Your objective
Locate every line in the material below that has the word "icon". Copy each of those lines.

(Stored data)
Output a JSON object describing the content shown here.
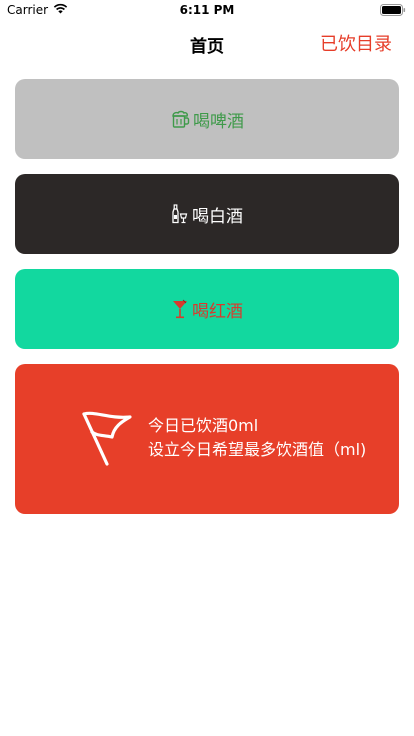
{
  "status_bar": {
    "carrier": "Carrier",
    "time": "6:11 PM",
    "wifi_icon": "wifi-icon",
    "battery_icon": "battery-icon"
  },
  "nav": {
    "title": "首页",
    "right_button": "已饮目录"
  },
  "cards": {
    "beer": {
      "label": "喝啤酒",
      "icon": "beer-mug-icon",
      "color": "#3f9a4a",
      "background": "#c0c0c0"
    },
    "baijiu": {
      "label": "喝白酒",
      "icon": "liquor-bottle-icon",
      "color": "#ffffff",
      "background": "#2c2827"
    },
    "wine": {
      "label": "喝红酒",
      "icon": "cocktail-glass-icon",
      "color": "#d83a2d",
      "background": "#12d89f"
    }
  },
  "today": {
    "consumed_text": "今日已饮酒0ml",
    "goal_prompt": "设立今日希望最多饮酒值（ml)",
    "icon": "flag-icon",
    "background": "#e73f29"
  }
}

Answer to this exercise
    "wifi_icon": "wifi-icon",
    "battery_icon": "battery-icon"
      "icon": "beer-mug-icon",
      "icon": "liquor-bottle-icon",
      "icon": "cocktail-glass-icon",
    "icon": "flag-icon",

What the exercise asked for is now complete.